__Chart and figure data__:

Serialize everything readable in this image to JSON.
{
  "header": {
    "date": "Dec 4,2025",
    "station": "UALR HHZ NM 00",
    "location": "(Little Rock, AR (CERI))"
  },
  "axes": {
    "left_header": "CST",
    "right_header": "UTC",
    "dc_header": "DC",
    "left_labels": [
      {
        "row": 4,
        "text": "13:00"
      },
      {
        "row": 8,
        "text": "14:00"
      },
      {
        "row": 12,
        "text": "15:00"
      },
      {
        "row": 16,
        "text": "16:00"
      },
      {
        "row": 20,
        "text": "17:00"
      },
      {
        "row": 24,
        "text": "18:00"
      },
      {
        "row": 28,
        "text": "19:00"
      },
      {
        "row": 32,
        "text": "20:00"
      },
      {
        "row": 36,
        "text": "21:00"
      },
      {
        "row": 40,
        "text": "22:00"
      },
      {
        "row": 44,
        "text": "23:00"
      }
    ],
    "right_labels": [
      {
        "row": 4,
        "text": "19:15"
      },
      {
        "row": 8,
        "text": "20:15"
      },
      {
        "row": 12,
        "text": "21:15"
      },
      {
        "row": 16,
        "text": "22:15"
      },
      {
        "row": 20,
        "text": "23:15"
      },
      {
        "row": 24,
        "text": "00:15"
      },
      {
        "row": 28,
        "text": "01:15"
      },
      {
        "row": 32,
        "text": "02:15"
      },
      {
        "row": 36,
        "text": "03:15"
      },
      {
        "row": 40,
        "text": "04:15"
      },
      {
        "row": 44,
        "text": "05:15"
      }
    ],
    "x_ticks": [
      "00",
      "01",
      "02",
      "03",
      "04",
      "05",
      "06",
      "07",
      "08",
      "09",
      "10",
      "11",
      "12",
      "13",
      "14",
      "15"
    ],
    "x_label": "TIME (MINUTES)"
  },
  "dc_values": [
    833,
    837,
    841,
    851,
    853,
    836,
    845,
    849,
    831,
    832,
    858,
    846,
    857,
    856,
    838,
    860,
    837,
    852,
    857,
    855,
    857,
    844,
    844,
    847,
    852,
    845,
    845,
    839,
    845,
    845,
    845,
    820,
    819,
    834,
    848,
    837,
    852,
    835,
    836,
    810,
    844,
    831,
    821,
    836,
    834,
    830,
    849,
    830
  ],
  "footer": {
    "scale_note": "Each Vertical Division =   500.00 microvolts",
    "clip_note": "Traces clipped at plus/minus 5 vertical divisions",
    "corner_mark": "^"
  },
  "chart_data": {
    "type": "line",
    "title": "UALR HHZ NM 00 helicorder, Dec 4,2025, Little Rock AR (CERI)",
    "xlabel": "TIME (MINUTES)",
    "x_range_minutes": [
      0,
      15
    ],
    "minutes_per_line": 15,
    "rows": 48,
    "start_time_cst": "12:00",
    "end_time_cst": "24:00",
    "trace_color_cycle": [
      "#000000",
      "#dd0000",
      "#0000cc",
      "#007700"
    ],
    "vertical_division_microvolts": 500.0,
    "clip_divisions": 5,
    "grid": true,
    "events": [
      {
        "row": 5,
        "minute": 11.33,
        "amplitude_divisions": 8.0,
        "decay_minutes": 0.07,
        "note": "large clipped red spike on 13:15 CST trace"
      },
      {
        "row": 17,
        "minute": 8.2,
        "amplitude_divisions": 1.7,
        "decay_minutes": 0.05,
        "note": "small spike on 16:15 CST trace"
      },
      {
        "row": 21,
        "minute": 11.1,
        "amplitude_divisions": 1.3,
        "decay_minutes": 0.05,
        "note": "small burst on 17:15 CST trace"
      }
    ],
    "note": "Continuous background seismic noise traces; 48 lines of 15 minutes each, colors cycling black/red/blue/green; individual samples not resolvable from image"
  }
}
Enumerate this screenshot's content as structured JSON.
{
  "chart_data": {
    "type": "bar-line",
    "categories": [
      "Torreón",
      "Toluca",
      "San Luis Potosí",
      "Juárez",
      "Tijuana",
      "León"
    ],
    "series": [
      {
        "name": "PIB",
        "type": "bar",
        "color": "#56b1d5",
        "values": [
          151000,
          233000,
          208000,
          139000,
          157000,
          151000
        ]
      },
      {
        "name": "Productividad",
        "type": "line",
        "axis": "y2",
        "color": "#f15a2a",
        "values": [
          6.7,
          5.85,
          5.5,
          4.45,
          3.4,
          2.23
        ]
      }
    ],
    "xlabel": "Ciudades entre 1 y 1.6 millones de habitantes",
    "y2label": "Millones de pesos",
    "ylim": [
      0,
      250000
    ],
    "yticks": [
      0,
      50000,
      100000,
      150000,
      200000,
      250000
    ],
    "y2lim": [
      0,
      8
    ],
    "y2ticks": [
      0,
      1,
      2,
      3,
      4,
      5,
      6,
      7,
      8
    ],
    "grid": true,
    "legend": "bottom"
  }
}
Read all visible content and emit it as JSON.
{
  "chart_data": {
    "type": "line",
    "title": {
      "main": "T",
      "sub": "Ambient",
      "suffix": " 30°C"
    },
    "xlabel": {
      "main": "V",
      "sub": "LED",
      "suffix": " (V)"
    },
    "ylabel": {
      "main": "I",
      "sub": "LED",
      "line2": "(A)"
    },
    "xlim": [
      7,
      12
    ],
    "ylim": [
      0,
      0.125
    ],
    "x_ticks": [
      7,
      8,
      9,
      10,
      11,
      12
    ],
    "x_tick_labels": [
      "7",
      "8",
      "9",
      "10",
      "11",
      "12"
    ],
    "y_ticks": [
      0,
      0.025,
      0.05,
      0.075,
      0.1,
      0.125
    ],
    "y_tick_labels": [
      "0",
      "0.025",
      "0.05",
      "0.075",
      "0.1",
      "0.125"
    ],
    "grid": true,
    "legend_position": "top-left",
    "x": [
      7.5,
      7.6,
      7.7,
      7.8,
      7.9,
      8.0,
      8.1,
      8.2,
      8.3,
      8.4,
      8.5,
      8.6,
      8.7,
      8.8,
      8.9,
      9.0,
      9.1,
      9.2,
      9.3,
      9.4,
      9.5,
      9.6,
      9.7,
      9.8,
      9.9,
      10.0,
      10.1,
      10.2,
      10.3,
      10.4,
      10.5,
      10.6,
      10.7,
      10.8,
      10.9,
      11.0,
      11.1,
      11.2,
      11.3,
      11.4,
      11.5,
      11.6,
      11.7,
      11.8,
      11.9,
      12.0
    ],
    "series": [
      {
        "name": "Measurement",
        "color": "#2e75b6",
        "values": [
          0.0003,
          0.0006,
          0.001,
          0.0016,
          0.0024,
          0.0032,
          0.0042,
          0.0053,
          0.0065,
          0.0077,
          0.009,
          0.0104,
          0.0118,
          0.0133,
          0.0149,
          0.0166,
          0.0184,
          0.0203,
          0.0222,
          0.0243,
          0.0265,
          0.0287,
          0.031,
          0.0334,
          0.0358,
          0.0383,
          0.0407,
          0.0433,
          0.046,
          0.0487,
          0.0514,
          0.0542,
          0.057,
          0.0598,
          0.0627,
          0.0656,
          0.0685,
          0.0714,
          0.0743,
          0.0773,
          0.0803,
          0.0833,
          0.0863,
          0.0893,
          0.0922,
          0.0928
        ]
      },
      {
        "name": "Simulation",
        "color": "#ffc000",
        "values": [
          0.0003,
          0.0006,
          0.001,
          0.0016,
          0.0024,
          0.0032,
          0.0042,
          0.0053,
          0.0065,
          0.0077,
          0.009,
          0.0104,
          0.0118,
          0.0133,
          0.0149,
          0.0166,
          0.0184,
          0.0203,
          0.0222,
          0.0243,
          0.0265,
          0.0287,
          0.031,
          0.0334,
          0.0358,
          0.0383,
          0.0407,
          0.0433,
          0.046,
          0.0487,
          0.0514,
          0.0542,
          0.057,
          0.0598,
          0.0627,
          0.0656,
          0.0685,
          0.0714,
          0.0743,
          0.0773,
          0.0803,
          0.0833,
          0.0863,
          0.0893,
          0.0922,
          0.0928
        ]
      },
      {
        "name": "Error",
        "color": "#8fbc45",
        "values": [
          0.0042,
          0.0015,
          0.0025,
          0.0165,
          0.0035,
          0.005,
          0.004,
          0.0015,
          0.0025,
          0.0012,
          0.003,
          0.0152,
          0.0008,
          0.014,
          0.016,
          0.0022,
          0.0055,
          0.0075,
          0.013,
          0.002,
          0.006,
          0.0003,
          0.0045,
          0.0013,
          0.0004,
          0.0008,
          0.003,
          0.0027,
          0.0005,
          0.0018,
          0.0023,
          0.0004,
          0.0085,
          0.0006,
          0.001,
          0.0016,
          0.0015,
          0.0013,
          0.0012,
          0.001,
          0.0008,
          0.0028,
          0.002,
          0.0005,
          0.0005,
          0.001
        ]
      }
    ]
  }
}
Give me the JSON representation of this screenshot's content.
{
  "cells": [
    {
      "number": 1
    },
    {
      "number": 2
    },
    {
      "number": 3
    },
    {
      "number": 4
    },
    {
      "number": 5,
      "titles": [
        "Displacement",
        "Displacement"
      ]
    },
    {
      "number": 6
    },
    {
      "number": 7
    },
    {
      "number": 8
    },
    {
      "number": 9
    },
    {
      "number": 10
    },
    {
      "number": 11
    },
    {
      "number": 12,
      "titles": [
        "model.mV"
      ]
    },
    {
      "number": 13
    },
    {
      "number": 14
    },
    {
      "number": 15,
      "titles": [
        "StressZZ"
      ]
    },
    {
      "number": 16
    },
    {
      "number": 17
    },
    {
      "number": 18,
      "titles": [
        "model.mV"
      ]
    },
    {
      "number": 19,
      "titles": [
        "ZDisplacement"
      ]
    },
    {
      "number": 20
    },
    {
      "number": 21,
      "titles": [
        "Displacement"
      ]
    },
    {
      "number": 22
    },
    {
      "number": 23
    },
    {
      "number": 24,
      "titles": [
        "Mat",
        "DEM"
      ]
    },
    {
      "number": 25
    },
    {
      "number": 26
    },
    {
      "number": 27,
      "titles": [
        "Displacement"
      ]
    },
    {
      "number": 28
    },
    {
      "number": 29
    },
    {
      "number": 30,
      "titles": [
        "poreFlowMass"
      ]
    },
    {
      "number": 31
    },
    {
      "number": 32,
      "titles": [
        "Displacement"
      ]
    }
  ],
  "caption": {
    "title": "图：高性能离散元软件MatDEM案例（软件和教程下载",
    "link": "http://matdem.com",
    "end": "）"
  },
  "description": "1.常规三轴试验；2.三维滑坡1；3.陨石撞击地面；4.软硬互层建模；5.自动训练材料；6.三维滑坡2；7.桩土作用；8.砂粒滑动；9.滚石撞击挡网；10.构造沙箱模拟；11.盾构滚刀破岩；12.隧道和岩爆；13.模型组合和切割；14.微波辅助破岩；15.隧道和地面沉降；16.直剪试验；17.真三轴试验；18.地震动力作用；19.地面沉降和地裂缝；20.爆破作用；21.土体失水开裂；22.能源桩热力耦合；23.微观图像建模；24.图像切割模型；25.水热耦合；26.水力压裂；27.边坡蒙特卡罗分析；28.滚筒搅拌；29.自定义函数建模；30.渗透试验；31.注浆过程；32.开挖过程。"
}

__Written request__: Read the entries and show each line that mentions "xlabel".

__Complete response__:
    "xlabel": "TIME (MINUTES)",
    "xlabel": "Ciudades entre 1 y 1.6 millones de habitantes",
    "xlabel": {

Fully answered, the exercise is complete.